Description of the task:
Examine the records and identify each line that includes the string "color". Copy those lines.
══ Data provided ══
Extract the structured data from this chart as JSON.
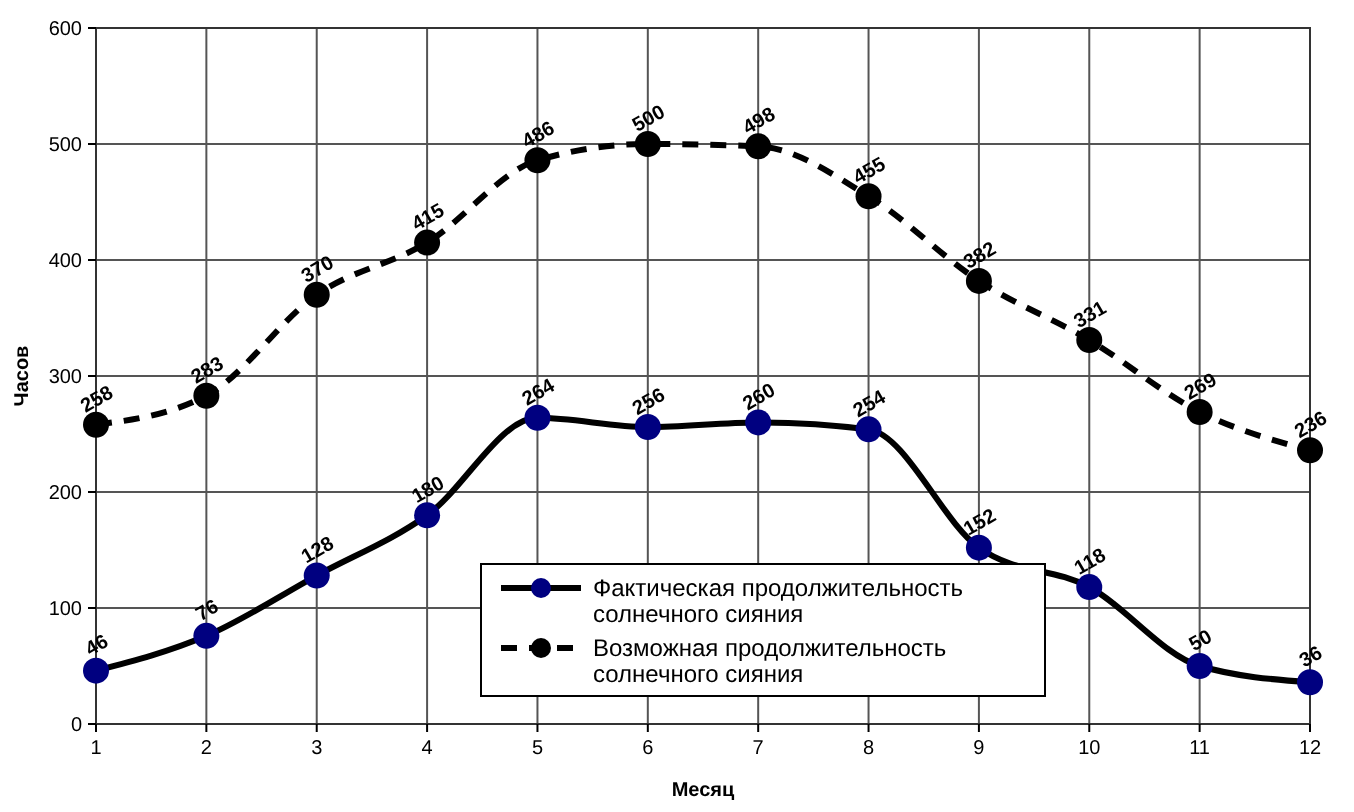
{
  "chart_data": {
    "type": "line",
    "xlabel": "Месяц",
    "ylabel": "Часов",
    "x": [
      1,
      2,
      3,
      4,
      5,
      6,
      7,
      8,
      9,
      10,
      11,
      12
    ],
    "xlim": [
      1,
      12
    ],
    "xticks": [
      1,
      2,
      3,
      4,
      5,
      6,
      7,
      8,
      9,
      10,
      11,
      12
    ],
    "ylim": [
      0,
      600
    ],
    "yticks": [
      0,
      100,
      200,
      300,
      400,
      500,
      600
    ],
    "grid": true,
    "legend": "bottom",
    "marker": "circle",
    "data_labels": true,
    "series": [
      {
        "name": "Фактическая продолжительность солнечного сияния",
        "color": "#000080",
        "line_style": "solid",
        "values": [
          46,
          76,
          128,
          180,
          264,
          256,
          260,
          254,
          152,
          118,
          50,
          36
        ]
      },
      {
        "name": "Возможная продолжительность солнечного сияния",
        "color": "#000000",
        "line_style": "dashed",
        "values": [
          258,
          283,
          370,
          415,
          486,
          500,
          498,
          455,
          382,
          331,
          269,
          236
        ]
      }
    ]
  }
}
═══
══ Data provided ══
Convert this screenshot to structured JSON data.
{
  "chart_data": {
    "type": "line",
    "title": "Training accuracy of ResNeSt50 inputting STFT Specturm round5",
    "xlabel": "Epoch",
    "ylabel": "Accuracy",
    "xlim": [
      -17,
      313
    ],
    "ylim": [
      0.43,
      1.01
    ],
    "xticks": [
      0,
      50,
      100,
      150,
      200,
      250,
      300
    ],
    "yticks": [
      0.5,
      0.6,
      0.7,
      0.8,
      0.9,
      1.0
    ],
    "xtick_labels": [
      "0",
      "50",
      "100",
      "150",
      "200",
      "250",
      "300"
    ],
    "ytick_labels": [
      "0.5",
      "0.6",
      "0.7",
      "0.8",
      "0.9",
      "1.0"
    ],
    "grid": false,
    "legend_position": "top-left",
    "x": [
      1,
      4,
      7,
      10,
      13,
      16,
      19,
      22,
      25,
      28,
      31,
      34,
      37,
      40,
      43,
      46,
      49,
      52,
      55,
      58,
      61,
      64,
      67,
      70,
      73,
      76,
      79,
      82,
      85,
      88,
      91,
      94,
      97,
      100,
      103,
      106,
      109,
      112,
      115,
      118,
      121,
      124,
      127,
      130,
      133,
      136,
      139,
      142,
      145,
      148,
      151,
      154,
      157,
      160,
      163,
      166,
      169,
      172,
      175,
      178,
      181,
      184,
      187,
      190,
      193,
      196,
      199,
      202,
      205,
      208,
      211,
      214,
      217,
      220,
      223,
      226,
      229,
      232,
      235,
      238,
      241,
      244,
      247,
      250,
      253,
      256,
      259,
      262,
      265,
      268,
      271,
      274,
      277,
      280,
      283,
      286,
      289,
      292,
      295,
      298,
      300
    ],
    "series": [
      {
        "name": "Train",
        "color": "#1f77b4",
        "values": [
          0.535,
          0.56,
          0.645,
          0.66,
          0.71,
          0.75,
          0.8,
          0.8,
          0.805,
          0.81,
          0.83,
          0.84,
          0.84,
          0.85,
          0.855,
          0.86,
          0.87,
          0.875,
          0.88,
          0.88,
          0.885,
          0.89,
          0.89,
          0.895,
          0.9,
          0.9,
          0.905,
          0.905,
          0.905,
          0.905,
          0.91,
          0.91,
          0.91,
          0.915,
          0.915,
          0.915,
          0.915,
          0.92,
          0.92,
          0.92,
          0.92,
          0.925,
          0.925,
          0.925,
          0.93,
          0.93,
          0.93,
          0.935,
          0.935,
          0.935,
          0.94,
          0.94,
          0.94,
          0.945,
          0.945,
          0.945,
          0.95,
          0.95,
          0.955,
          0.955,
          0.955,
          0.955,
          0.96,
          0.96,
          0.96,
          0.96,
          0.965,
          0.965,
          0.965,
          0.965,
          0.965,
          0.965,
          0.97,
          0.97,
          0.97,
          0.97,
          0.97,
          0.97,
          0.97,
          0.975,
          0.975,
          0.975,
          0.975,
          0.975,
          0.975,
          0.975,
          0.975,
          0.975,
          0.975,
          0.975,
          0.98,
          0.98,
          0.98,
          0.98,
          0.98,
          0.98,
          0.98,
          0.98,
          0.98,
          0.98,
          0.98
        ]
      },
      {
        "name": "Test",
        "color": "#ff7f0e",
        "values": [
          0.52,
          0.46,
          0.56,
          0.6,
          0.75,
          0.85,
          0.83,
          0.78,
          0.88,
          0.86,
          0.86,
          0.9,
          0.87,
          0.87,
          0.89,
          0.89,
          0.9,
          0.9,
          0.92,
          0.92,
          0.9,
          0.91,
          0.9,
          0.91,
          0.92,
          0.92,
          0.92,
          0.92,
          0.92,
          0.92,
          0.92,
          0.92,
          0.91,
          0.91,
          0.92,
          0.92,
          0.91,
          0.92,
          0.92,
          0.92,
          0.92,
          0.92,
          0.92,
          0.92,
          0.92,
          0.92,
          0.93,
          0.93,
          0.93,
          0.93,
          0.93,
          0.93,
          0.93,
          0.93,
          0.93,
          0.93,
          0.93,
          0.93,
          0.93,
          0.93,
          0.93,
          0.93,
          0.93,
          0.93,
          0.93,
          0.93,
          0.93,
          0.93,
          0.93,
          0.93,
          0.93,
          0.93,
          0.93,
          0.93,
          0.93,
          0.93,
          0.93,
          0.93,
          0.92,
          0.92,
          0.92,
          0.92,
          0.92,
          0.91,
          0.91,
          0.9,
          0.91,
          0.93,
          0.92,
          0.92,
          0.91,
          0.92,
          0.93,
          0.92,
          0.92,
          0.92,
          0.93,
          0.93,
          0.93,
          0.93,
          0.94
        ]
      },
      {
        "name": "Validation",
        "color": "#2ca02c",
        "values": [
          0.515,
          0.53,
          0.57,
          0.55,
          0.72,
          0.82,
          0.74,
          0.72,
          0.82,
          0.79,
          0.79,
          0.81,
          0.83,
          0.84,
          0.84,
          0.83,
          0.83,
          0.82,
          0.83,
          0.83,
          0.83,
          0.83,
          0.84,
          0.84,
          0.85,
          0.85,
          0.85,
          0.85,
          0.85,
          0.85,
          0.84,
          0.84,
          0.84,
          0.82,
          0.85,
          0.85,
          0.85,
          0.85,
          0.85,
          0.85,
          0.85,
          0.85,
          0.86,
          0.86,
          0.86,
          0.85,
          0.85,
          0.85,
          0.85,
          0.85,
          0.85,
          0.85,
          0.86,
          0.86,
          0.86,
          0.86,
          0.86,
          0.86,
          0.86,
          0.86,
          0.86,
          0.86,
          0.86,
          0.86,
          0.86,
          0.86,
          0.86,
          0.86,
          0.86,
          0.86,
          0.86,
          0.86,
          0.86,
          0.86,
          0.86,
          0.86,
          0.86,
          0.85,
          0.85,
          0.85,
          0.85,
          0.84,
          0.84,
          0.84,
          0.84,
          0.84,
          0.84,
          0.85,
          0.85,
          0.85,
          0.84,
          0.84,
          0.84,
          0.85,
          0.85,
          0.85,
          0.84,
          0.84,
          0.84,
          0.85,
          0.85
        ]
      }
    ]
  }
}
═══
Solution to this task:
        "color": "#000080",
        "color": "#000000",
        "color": "#1f77b4",
        "color": "#ff7f0e",
        "color": "#2ca02c",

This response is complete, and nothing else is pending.